What follows is a set of entries. Give them again exactly, without the pictures.

+ + + +

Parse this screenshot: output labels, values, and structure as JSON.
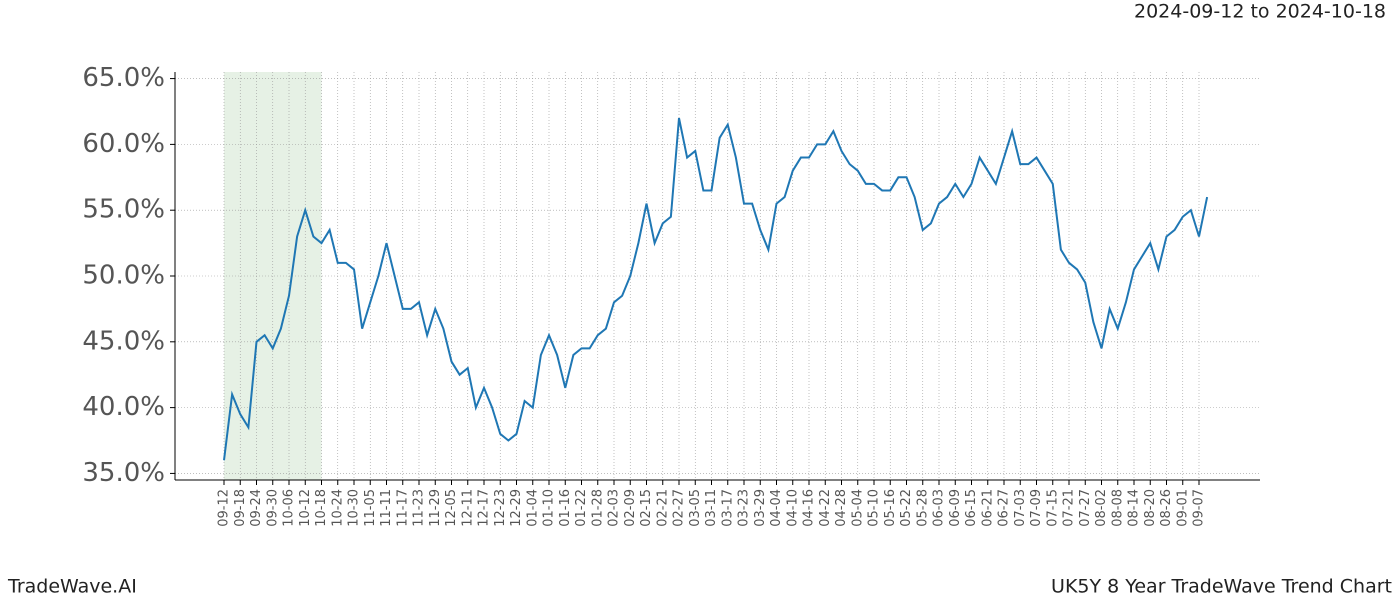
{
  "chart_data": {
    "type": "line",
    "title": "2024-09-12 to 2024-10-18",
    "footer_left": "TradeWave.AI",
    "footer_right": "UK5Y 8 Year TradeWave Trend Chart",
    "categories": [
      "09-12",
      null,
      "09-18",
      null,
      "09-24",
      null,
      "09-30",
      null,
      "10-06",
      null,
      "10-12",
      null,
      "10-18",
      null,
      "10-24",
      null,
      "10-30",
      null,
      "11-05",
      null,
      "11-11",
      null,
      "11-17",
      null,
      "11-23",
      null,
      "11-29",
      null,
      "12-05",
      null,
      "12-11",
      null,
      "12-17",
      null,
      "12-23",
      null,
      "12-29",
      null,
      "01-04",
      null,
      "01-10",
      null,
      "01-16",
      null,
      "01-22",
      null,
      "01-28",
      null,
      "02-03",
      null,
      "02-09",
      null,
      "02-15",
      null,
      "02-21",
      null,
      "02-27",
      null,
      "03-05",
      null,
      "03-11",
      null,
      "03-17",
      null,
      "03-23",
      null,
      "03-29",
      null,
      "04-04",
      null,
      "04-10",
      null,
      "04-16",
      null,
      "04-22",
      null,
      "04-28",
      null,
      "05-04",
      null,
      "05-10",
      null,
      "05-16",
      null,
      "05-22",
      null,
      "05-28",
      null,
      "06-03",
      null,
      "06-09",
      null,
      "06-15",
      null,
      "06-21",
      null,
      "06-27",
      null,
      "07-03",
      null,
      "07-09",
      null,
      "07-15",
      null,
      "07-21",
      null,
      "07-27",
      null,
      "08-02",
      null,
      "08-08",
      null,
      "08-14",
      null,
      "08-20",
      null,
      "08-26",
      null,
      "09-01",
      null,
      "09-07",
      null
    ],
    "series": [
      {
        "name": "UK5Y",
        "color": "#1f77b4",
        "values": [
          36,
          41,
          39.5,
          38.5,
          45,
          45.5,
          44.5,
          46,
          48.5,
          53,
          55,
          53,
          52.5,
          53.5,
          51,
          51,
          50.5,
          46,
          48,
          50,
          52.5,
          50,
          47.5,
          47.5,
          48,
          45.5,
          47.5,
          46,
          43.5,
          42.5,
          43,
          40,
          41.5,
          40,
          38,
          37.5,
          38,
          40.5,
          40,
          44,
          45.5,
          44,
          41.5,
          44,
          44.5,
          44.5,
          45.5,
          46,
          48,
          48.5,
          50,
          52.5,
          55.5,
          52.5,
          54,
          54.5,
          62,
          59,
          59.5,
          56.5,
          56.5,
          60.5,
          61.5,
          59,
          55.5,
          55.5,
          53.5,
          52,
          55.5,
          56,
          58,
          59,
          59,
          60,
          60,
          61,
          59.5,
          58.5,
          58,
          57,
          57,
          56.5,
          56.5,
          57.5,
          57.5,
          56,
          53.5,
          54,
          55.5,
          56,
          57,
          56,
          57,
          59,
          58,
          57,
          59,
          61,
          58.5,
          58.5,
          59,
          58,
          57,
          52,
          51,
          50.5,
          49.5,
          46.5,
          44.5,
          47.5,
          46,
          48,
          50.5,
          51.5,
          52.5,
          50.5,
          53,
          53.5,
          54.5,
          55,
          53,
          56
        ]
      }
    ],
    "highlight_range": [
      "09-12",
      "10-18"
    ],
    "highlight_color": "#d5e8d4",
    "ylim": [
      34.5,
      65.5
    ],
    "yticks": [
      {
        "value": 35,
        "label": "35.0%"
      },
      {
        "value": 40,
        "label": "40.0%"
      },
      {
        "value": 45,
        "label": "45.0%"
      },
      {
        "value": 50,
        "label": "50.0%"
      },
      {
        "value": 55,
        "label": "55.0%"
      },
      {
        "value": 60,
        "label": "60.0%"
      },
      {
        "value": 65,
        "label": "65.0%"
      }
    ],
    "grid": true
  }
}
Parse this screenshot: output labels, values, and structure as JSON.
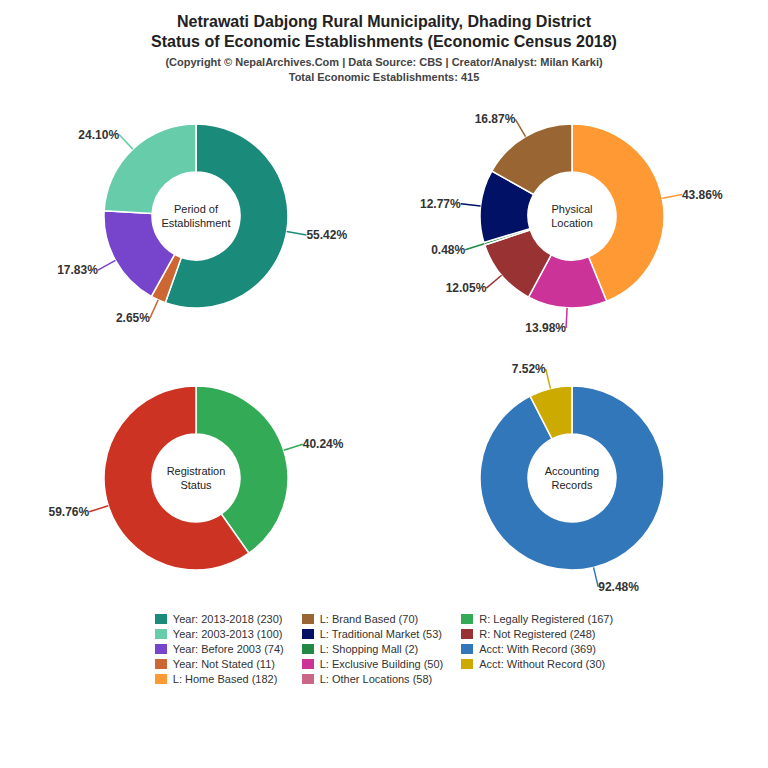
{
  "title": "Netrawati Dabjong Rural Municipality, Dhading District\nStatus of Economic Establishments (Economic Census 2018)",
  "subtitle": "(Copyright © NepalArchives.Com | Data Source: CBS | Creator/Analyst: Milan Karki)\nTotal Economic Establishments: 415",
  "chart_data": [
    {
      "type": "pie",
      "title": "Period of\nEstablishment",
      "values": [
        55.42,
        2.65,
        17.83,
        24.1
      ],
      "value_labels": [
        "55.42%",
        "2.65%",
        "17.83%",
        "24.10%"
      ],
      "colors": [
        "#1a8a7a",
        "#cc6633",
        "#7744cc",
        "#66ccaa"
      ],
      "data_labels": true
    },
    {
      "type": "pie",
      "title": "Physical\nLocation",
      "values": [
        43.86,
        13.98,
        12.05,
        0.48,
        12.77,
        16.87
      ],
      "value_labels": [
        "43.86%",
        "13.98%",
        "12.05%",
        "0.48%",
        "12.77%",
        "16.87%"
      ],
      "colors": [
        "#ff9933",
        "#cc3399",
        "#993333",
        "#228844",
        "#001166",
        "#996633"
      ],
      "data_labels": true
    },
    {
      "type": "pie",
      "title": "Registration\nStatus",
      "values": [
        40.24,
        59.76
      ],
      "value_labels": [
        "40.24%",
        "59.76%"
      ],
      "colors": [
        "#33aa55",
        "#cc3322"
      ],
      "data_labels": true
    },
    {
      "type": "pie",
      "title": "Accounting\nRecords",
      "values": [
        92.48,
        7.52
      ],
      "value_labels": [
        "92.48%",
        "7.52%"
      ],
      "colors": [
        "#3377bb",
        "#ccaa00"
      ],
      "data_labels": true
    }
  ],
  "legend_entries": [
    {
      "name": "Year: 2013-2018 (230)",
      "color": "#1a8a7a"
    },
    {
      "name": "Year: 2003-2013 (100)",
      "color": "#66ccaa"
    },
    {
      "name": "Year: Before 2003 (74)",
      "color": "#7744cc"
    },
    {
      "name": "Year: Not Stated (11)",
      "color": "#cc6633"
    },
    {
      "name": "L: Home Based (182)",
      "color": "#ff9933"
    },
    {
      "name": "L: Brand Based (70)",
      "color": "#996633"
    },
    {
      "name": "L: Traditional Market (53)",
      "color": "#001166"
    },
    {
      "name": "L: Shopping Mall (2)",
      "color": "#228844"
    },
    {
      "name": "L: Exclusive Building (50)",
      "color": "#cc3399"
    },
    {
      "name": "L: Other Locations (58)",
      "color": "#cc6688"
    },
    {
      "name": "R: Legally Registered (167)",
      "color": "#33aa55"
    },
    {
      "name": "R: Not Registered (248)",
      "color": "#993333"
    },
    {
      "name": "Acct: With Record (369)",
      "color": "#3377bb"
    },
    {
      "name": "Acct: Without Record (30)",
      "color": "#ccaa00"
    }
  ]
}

+ + + +

TASK ANSWER:
Parse this screenshot: output labels, values, and structure as JSON.
{
  "chart_data": {
    "type": "line",
    "title": "2024-09-12 to 2024-10-18",
    "footer_left": "TradeWave.AI",
    "footer_right": "UK5Y 8 Year TradeWave Trend Chart",
    "categories": [
      "09-12",
      null,
      "09-18",
      null,
      "09-24",
      null,
      "09-30",
      null,
      "10-06",
      null,
      "10-12",
      null,
      "10-18",
      null,
      "10-24",
      null,
      "10-30",
      null,
      "11-05",
      null,
      "11-11",
      null,
      "11-17",
      null,
      "11-23",
      null,
      "11-29",
      null,
      "12-05",
      null,
      "12-11",
      null,
      "12-17",
      null,
      "12-23",
      null,
      "12-29",
      null,
      "01-04",
      null,
      "01-10",
      null,
      "01-16",
      null,
      "01-22",
      null,
      "01-28",
      null,
      "02-03",
      null,
      "02-09",
      null,
      "02-15",
      null,
      "02-21",
      null,
      "02-27",
      null,
      "03-05",
      null,
      "03-11",
      null,
      "03-17",
      null,
      "03-23",
      null,
      "03-29",
      null,
      "04-04",
      null,
      "04-10",
      null,
      "04-16",
      null,
      "04-22",
      null,
      "04-28",
      null,
      "05-04",
      null,
      "05-10",
      null,
      "05-16",
      null,
      "05-22",
      null,
      "05-28",
      null,
      "06-03",
      null,
      "06-09",
      null,
      "06-15",
      null,
      "06-21",
      null,
      "06-27",
      null,
      "07-03",
      null,
      "07-09",
      null,
      "07-15",
      null,
      "07-21",
      null,
      "07-27",
      null,
      "08-02",
      null,
      "08-08",
      null,
      "08-14",
      null,
      "08-20",
      null,
      "08-26",
      null,
      "09-01",
      null,
      "09-07",
      null
    ],
    "series": [
      {
        "name": "UK5Y",
        "color": "#1f77b4",
        "values": [
          36,
          41,
          39.5,
          38.5,
          45,
          45.5,
          44.5,
          46,
          48.5,
          53,
          55,
          53,
          52.5,
          53.5,
          51,
          51,
          50.5,
          46,
          48,
          50,
          52.5,
          50,
          47.5,
          47.5,
          48,
          45.5,
          47.5,
          46,
          43.5,
          42.5,
          43,
          40,
          41.5,
          40,
          38,
          37.5,
          38,
          40.5,
          40,
          44,
          45.5,
          44,
          41.5,
          44,
          44.5,
          44.5,
          45.5,
          46,
          48,
          48.5,
          50,
          52.5,
          55.5,
          52.5,
          54,
          54.5,
          62,
          59,
          59.5,
          56.5,
          56.5,
          60.5,
          61.5,
          59,
          55.5,
          55.5,
          53.5,
          52,
          55.5,
          56,
          58,
          59,
          59,
          60,
          60,
          61,
          59.5,
          58.5,
          58,
          57,
          57,
          56.5,
          56.5,
          57.5,
          57.5,
          56,
          53.5,
          54,
          55.5,
          56,
          57,
          56,
          57,
          59,
          58,
          57,
          59,
          61,
          58.5,
          58.5,
          59,
          58,
          57,
          52,
          51,
          50.5,
          49.5,
          46.5,
          44.5,
          47.5,
          46,
          48,
          50.5,
          51.5,
          52.5,
          50.5,
          53,
          53.5,
          54.5,
          55,
          53,
          56
        ]
      }
    ],
    "highlight_range": [
      "09-12",
      "10-18"
    ],
    "highlight_color": "#d5e8d4",
    "ylim": [
      34.5,
      65.5
    ],
    "yticks": [
      {
        "value": 35,
        "label": "35.0%"
      },
      {
        "value": 40,
        "label": "40.0%"
      },
      {
        "value": 45,
        "label": "45.0%"
      },
      {
        "value": 50,
        "label": "50.0%"
      },
      {
        "value": 55,
        "label": "55.0%"
      },
      {
        "value": 60,
        "label": "60.0%"
      },
      {
        "value": 65,
        "label": "65.0%"
      }
    ],
    "grid": true
  }
}
Parse this screenshot: output labels, values, and structure as JSON.
{
  "title": "Netrawati Dabjong Rural Municipality, Dhading District\nStatus of Economic Establishments (Economic Census 2018)",
  "subtitle": "(Copyright © NepalArchives.Com | Data Source: CBS | Creator/Analyst: Milan Karki)\nTotal Economic Establishments: 415",
  "chart_data": [
    {
      "type": "pie",
      "title": "Period of\nEstablishment",
      "values": [
        55.42,
        2.65,
        17.83,
        24.1
      ],
      "value_labels": [
        "55.42%",
        "2.65%",
        "17.83%",
        "24.10%"
      ],
      "colors": [
        "#1a8a7a",
        "#cc6633",
        "#7744cc",
        "#66ccaa"
      ],
      "data_labels": true
    },
    {
      "type": "pie",
      "title": "Physical\nLocation",
      "values": [
        43.86,
        13.98,
        12.05,
        0.48,
        12.77,
        16.87
      ],
      "value_labels": [
        "43.86%",
        "13.98%",
        "12.05%",
        "0.48%",
        "12.77%",
        "16.87%"
      ],
      "colors": [
        "#ff9933",
        "#cc3399",
        "#993333",
        "#228844",
        "#001166",
        "#996633"
      ],
      "data_labels": true
    },
    {
      "type": "pie",
      "title": "Registration\nStatus",
      "values": [
        40.24,
        59.76
      ],
      "value_labels": [
        "40.24%",
        "59.76%"
      ],
      "colors": [
        "#33aa55",
        "#cc3322"
      ],
      "data_labels": true
    },
    {
      "type": "pie",
      "title": "Accounting\nRecords",
      "values": [
        92.48,
        7.52
      ],
      "value_labels": [
        "92.48%",
        "7.52%"
      ],
      "colors": [
        "#3377bb",
        "#ccaa00"
      ],
      "data_labels": true
    }
  ],
  "legend_entries": [
    {
      "name": "Year: 2013-2018 (230)",
      "color": "#1a8a7a"
    },
    {
      "name": "Year: 2003-2013 (100)",
      "color": "#66ccaa"
    },
    {
      "name": "Year: Before 2003 (74)",
      "color": "#7744cc"
    },
    {
      "name": "Year: Not Stated (11)",
      "color": "#cc6633"
    },
    {
      "name": "L: Home Based (182)",
      "color": "#ff9933"
    },
    {
      "name": "L: Brand Based (70)",
      "color": "#996633"
    },
    {
      "name": "L: Traditional Market (53)",
      "color": "#001166"
    },
    {
      "name": "L: Shopping Mall (2)",
      "color": "#228844"
    },
    {
      "name": "L: Exclusive Building (50)",
      "color": "#cc3399"
    },
    {
      "name": "L: Other Locations (58)",
      "color": "#cc6688"
    },
    {
      "name": "R: Legally Registered (167)",
      "color": "#33aa55"
    },
    {
      "name": "R: Not Registered (248)",
      "color": "#993333"
    },
    {
      "name": "Acct: With Record (369)",
      "color": "#3377bb"
    },
    {
      "name": "Acct: Without Record (30)",
      "color": "#ccaa00"
    }
  ]
}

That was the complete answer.